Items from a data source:
★ ★ ★ ★ ★ ★ ★
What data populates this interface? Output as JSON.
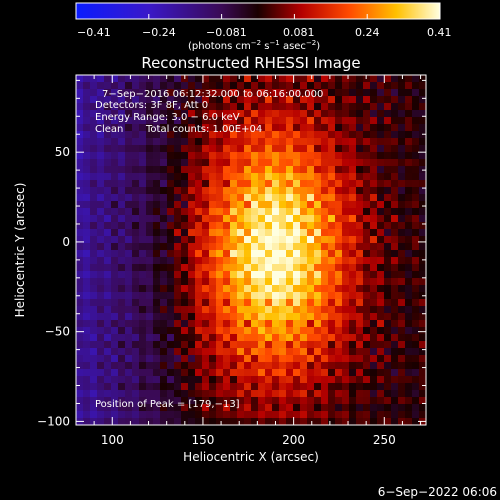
{
  "colorbar": {
    "ticks": [
      "−0.41",
      "−0.24",
      "−0.081",
      "0.081",
      "0.24",
      "0.41"
    ],
    "units_prefix": "(photons cm",
    "units_exp1": "−2",
    "units_mid1": " s",
    "units_exp2": "−1",
    "units_mid2": " asec",
    "units_exp3": "−2",
    "units_suffix": ")"
  },
  "annotations": {
    "line1": "7−Sep−2016 06:12:32.000 to 06:16:00.000",
    "line2": "Detectors: 3F 8F, Att 0",
    "line3": "Energy Range: 3.0 − 6.0 keV",
    "line4_left": "Clean",
    "line4_right": "Total counts: 1.00E+04",
    "peak": "Position of Peak = [179,−13]"
  },
  "footer_timestamp": "6−Sep−2022 06:06",
  "chart_data": {
    "type": "heatmap",
    "title": "Reconstructed RHESSI Image",
    "xlabel": "Heliocentric X (arcsec)",
    "ylabel": "Heliocentric Y (arcsec)",
    "xlim": [
      80,
      273
    ],
    "ylim": [
      -102,
      93
    ],
    "xticks": [
      100,
      150,
      200,
      250
    ],
    "yticks": [
      50,
      0,
      -50,
      -100
    ],
    "xtick_labels": [
      "100",
      "150",
      "200",
      "250"
    ],
    "ytick_labels": [
      "50",
      "0",
      "−50",
      "−100"
    ],
    "colorbar_range": [
      -0.41,
      0.41
    ],
    "colormap": "blue-purple-red-orange-yellow-white",
    "peak_position": [
      179,
      -13
    ],
    "source": {
      "x": 190,
      "y": -5,
      "sx": 28,
      "sy": 48,
      "amplitude": 0.41
    }
  }
}
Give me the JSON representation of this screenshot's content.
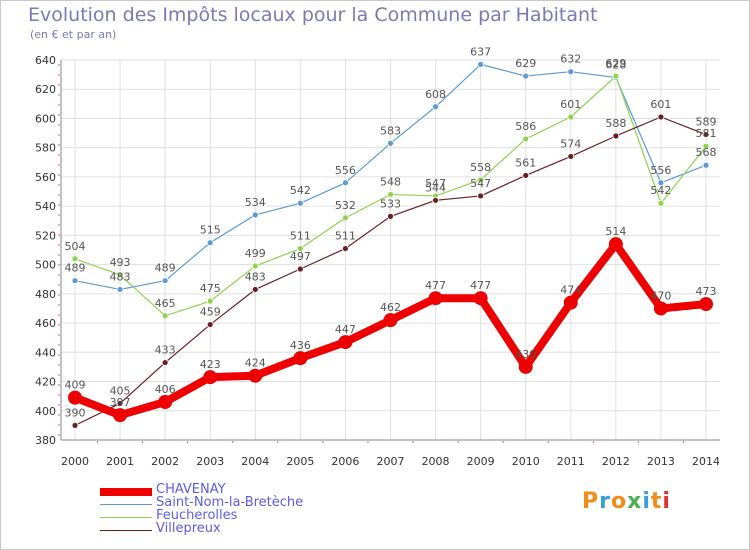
{
  "header": {
    "title": "Evolution des Impôts locaux pour la Commune par Habitant",
    "subtitle": "(en € et par an)"
  },
  "logo": {
    "text": "Proxiti",
    "colors": [
      "#f28c1b",
      "#3aa0dc",
      "#f28c1b",
      "#4caf50",
      "#3aa0dc",
      "#f28c1b",
      "#e03030"
    ]
  },
  "chart_data": {
    "type": "line",
    "categories": [
      "2000",
      "2001",
      "2002",
      "2003",
      "2004",
      "2005",
      "2006",
      "2007",
      "2008",
      "2009",
      "2010",
      "2011",
      "2012",
      "2013",
      "2014"
    ],
    "ylim": [
      380,
      640
    ],
    "yticks": [
      380,
      400,
      420,
      440,
      460,
      480,
      500,
      520,
      540,
      560,
      580,
      600,
      620,
      640
    ],
    "grid": true,
    "legend_position": "bottom-left",
    "series": [
      {
        "name": "CHAVENAY",
        "color": "#ee0000",
        "values": [
          409,
          397,
          406,
          423,
          424,
          436,
          447,
          462,
          477,
          477,
          430,
          474,
          514,
          470,
          473
        ]
      },
      {
        "name": "Saint-Nom-la-Bretèche",
        "color": "#5b9bd5",
        "values": [
          489,
          483,
          489,
          515,
          534,
          542,
          556,
          583,
          608,
          637,
          629,
          632,
          628,
          556,
          568
        ]
      },
      {
        "name": "Feucherolles",
        "color": "#8ed24e",
        "values": [
          504,
          493,
          465,
          475,
          499,
          511,
          532,
          548,
          547,
          558,
          586,
          601,
          629,
          542,
          581
        ]
      },
      {
        "name": "Villepreux",
        "color": "#6b1e1e",
        "values": [
          390,
          405,
          433,
          459,
          483,
          497,
          511,
          533,
          544,
          547,
          561,
          574,
          588,
          601,
          589
        ]
      }
    ]
  }
}
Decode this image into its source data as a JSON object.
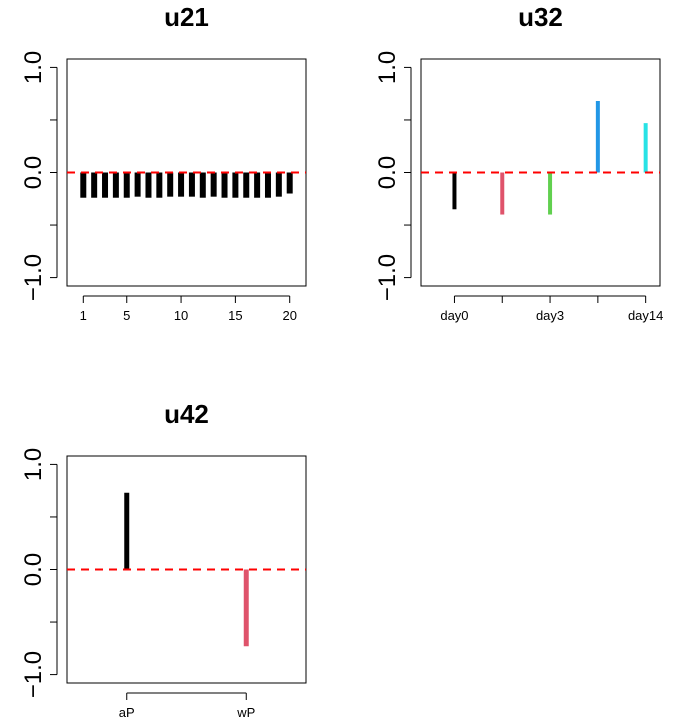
{
  "chart_data": [
    {
      "type": "bar",
      "title": "u21",
      "ylim": [
        -1.0,
        1.0
      ],
      "yticks": [
        {
          "value": 1.0,
          "label": "1.0"
        },
        {
          "value": 0.0,
          "label": "0.0"
        },
        {
          "value": -1.0,
          "label": "−1.0"
        }
      ],
      "xlim": [
        -0.5,
        21.5
      ],
      "xticks": [
        {
          "value": 1,
          "label": "1"
        },
        {
          "value": 5,
          "label": "5"
        },
        {
          "value": 10,
          "label": "10"
        },
        {
          "value": 15,
          "label": "15"
        },
        {
          "value": 20,
          "label": "20"
        }
      ],
      "x": [
        1,
        2,
        3,
        4,
        5,
        6,
        7,
        8,
        9,
        10,
        11,
        12,
        13,
        14,
        15,
        16,
        17,
        18,
        19,
        20
      ],
      "values": [
        -0.24,
        -0.24,
        -0.24,
        -0.24,
        -0.24,
        -0.23,
        -0.24,
        -0.24,
        -0.23,
        -0.23,
        -0.23,
        -0.24,
        -0.23,
        -0.24,
        -0.24,
        -0.24,
        -0.24,
        -0.24,
        -0.23,
        -0.2
      ],
      "colors": [
        "#000000"
      ],
      "reference_line": {
        "y": 0,
        "color": "#ff0000",
        "style": "dashed"
      },
      "grid": false
    },
    {
      "type": "bar",
      "title": "u32",
      "ylim": [
        -1.0,
        1.0
      ],
      "yticks": [
        {
          "value": 1.0,
          "label": "1.0"
        },
        {
          "value": 0.0,
          "label": "0.0"
        },
        {
          "value": -1.0,
          "label": "−1.0"
        }
      ],
      "xlim": [
        0.3,
        5.3
      ],
      "xticks": [
        {
          "value": 1,
          "label": "day0"
        },
        {
          "value": 3,
          "label": "day3"
        },
        {
          "value": 5,
          "label": "day14"
        }
      ],
      "x": [
        1,
        2,
        3,
        4,
        5
      ],
      "values": [
        -0.35,
        -0.4,
        -0.4,
        0.68,
        0.47
      ],
      "colors": [
        "#000000",
        "#df536b",
        "#61d04f",
        "#2297e6",
        "#28e2e5"
      ],
      "reference_line": {
        "y": 0,
        "color": "#ff0000",
        "style": "dashed"
      },
      "grid": false
    },
    {
      "type": "bar",
      "title": "u42",
      "ylim": [
        -1.0,
        1.0
      ],
      "yticks": [
        {
          "value": 1.0,
          "label": "1.0"
        },
        {
          "value": 0.0,
          "label": "0.0"
        },
        {
          "value": -1.0,
          "label": "−1.0"
        }
      ],
      "xlim": [
        0.5,
        2.5
      ],
      "xticks": [
        {
          "value": 1,
          "label": "aP"
        },
        {
          "value": 2,
          "label": "wP"
        }
      ],
      "x": [
        1,
        2
      ],
      "values": [
        0.73,
        -0.73
      ],
      "colors": [
        "#000000",
        "#df536b"
      ],
      "reference_line": {
        "y": 0,
        "color": "#ff0000",
        "style": "dashed"
      },
      "grid": false
    }
  ]
}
★ ★ ★ ★ ★ ★ ★
Each record should be quoted exactly, with the images omitted.

Output for this task:
What data populates this interface? Output as JSON.
{
  "colorbar": {
    "ticks": [
      "−0.41",
      "−0.24",
      "−0.081",
      "0.081",
      "0.24",
      "0.41"
    ],
    "units_prefix": "(photons cm",
    "units_exp1": "−2",
    "units_mid1": " s",
    "units_exp2": "−1",
    "units_mid2": " asec",
    "units_exp3": "−2",
    "units_suffix": ")"
  },
  "annotations": {
    "line1": "7−Sep−2016 06:12:32.000 to 06:16:00.000",
    "line2": "Detectors: 3F 8F, Att 0",
    "line3": "Energy Range: 3.0 − 6.0 keV",
    "line4_left": "Clean",
    "line4_right": "Total counts: 1.00E+04",
    "peak": "Position of Peak = [179,−13]"
  },
  "footer_timestamp": "6−Sep−2022 06:06",
  "chart_data": {
    "type": "heatmap",
    "title": "Reconstructed RHESSI Image",
    "xlabel": "Heliocentric X (arcsec)",
    "ylabel": "Heliocentric Y (arcsec)",
    "xlim": [
      80,
      273
    ],
    "ylim": [
      -102,
      93
    ],
    "xticks": [
      100,
      150,
      200,
      250
    ],
    "yticks": [
      50,
      0,
      -50,
      -100
    ],
    "xtick_labels": [
      "100",
      "150",
      "200",
      "250"
    ],
    "ytick_labels": [
      "50",
      "0",
      "−50",
      "−100"
    ],
    "colorbar_range": [
      -0.41,
      0.41
    ],
    "colormap": "blue-purple-red-orange-yellow-white",
    "peak_position": [
      179,
      -13
    ],
    "source": {
      "x": 190,
      "y": -5,
      "sx": 28,
      "sy": 48,
      "amplitude": 0.41
    }
  }
}
Give me the JSON representation of this screenshot's content.
{
  "header": {
    "title": "Evolution des Impôts locaux pour la Commune par Habitant",
    "subtitle": "(en € et par an)"
  },
  "logo": {
    "text": "Proxiti",
    "colors": [
      "#f28c1b",
      "#3aa0dc",
      "#f28c1b",
      "#4caf50",
      "#3aa0dc",
      "#f28c1b",
      "#e03030"
    ]
  },
  "chart_data": {
    "type": "line",
    "categories": [
      "2000",
      "2001",
      "2002",
      "2003",
      "2004",
      "2005",
      "2006",
      "2007",
      "2008",
      "2009",
      "2010",
      "2011",
      "2012",
      "2013",
      "2014"
    ],
    "ylim": [
      380,
      640
    ],
    "yticks": [
      380,
      400,
      420,
      440,
      460,
      480,
      500,
      520,
      540,
      560,
      580,
      600,
      620,
      640
    ],
    "grid": true,
    "legend_position": "bottom-left",
    "series": [
      {
        "name": "CHAVENAY",
        "color": "#ee0000",
        "values": [
          409,
          397,
          406,
          423,
          424,
          436,
          447,
          462,
          477,
          477,
          430,
          474,
          514,
          470,
          473
        ]
      },
      {
        "name": "Saint-Nom-la-Bretèche",
        "color": "#5b9bd5",
        "values": [
          489,
          483,
          489,
          515,
          534,
          542,
          556,
          583,
          608,
          637,
          629,
          632,
          628,
          556,
          568
        ]
      },
      {
        "name": "Feucherolles",
        "color": "#8ed24e",
        "values": [
          504,
          493,
          465,
          475,
          499,
          511,
          532,
          548,
          547,
          558,
          586,
          601,
          629,
          542,
          581
        ]
      },
      {
        "name": "Villepreux",
        "color": "#6b1e1e",
        "values": [
          390,
          405,
          433,
          459,
          483,
          497,
          511,
          533,
          544,
          547,
          561,
          574,
          588,
          601,
          589
        ]
      }
    ]
  }
}
Decode this image into its source data as a JSON object.
{
  "chart_data": [
    {
      "type": "bar",
      "title": "u21",
      "ylim": [
        -1.0,
        1.0
      ],
      "yticks": [
        {
          "value": 1.0,
          "label": "1.0"
        },
        {
          "value": 0.0,
          "label": "0.0"
        },
        {
          "value": -1.0,
          "label": "−1.0"
        }
      ],
      "xlim": [
        -0.5,
        21.5
      ],
      "xticks": [
        {
          "value": 1,
          "label": "1"
        },
        {
          "value": 5,
          "label": "5"
        },
        {
          "value": 10,
          "label": "10"
        },
        {
          "value": 15,
          "label": "15"
        },
        {
          "value": 20,
          "label": "20"
        }
      ],
      "x": [
        1,
        2,
        3,
        4,
        5,
        6,
        7,
        8,
        9,
        10,
        11,
        12,
        13,
        14,
        15,
        16,
        17,
        18,
        19,
        20
      ],
      "values": [
        -0.24,
        -0.24,
        -0.24,
        -0.24,
        -0.24,
        -0.23,
        -0.24,
        -0.24,
        -0.23,
        -0.23,
        -0.23,
        -0.24,
        -0.23,
        -0.24,
        -0.24,
        -0.24,
        -0.24,
        -0.24,
        -0.23,
        -0.2
      ],
      "colors": [
        "#000000"
      ],
      "reference_line": {
        "y": 0,
        "color": "#ff0000",
        "style": "dashed"
      },
      "grid": false
    },
    {
      "type": "bar",
      "title": "u32",
      "ylim": [
        -1.0,
        1.0
      ],
      "yticks": [
        {
          "value": 1.0,
          "label": "1.0"
        },
        {
          "value": 0.0,
          "label": "0.0"
        },
        {
          "value": -1.0,
          "label": "−1.0"
        }
      ],
      "xlim": [
        0.3,
        5.3
      ],
      "xticks": [
        {
          "value": 1,
          "label": "day0"
        },
        {
          "value": 3,
          "label": "day3"
        },
        {
          "value": 5,
          "label": "day14"
        }
      ],
      "x": [
        1,
        2,
        3,
        4,
        5
      ],
      "values": [
        -0.35,
        -0.4,
        -0.4,
        0.68,
        0.47
      ],
      "colors": [
        "#000000",
        "#df536b",
        "#61d04f",
        "#2297e6",
        "#28e2e5"
      ],
      "reference_line": {
        "y": 0,
        "color": "#ff0000",
        "style": "dashed"
      },
      "grid": false
    },
    {
      "type": "bar",
      "title": "u42",
      "ylim": [
        -1.0,
        1.0
      ],
      "yticks": [
        {
          "value": 1.0,
          "label": "1.0"
        },
        {
          "value": 0.0,
          "label": "0.0"
        },
        {
          "value": -1.0,
          "label": "−1.0"
        }
      ],
      "xlim": [
        0.5,
        2.5
      ],
      "xticks": [
        {
          "value": 1,
          "label": "aP"
        },
        {
          "value": 2,
          "label": "wP"
        }
      ],
      "x": [
        1,
        2
      ],
      "values": [
        0.73,
        -0.73
      ],
      "colors": [
        "#000000",
        "#df536b"
      ],
      "reference_line": {
        "y": 0,
        "color": "#ff0000",
        "style": "dashed"
      },
      "grid": false
    }
  ]
}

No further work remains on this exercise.